• _GIVEN TASK_
Count the lines of the records below that contain the string "cover", and give only the number.

• _RECORDS TO USE_

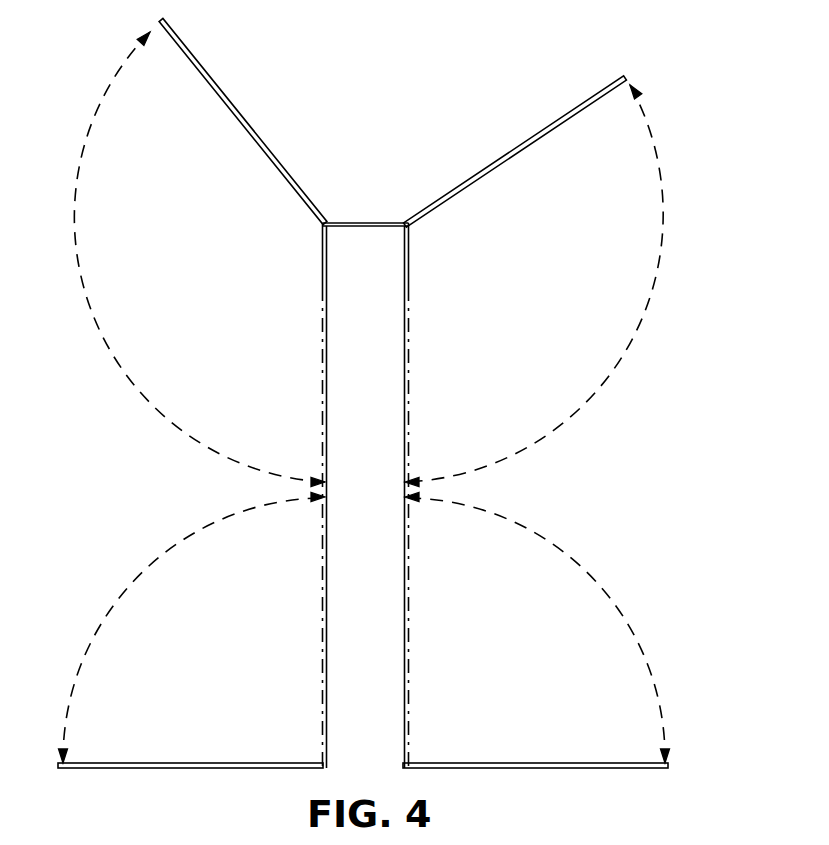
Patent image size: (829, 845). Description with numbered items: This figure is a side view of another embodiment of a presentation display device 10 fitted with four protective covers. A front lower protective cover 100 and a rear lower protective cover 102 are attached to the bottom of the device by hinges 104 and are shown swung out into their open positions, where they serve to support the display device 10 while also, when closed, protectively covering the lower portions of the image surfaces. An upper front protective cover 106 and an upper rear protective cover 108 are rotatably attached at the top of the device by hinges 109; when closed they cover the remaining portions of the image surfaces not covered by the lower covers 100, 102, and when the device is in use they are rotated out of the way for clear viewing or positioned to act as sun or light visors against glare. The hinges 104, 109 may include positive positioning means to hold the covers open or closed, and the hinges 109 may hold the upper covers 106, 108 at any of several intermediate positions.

The display device 10 is at (678, 158).
The front lower protective cover 100 is at (173, 760).
The rear lower protective cover 102 is at (522, 760).
The hinges 104 is at (320, 760).
The upper front protective cover 106 is at (232, 103).
The upper rear protective cover 108 is at (518, 147).
The hinges 109 is at (322, 227).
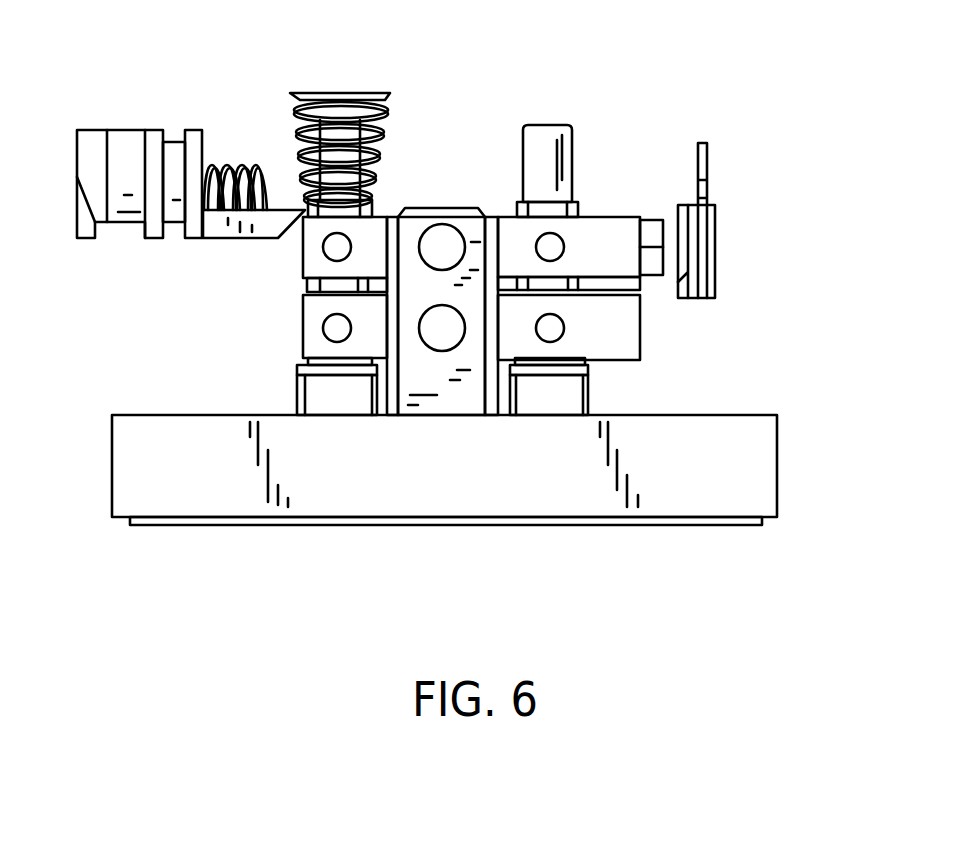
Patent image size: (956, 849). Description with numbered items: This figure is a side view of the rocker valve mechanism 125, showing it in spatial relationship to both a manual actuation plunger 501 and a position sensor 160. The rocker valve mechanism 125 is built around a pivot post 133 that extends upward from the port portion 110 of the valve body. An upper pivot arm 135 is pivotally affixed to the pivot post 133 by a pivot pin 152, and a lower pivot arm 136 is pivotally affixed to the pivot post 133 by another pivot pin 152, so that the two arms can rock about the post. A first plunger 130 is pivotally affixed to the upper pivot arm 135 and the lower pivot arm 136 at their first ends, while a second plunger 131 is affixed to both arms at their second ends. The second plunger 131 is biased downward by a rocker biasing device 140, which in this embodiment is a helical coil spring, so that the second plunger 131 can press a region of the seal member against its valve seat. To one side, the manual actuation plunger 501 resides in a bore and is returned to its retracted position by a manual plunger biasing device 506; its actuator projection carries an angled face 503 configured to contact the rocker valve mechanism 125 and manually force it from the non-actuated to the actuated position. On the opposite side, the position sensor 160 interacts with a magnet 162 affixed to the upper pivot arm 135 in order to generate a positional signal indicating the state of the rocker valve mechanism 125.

The port portion 110 is at (777, 482).
The rocker valve mechanism 125 is at (66, 589).
The first plunger 130 is at (572, 138).
The second plunger 131 is at (303, 288).
The pivot post 133 is at (450, 207).
The upper pivot arm 135 is at (618, 215).
The lower pivot arm 136 is at (640, 337).
The rocker biasing device 140 is at (292, 95).
The pivot pin 152 is at (428, 226).
The position sensor 160 is at (717, 252).
The magnet 162 is at (658, 278).
The manual actuation plunger 501 is at (126, 130).
The angled face 503 is at (305, 233).
The manual plunger biasing device 506 is at (252, 163).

• _CORRECT RESULT_
5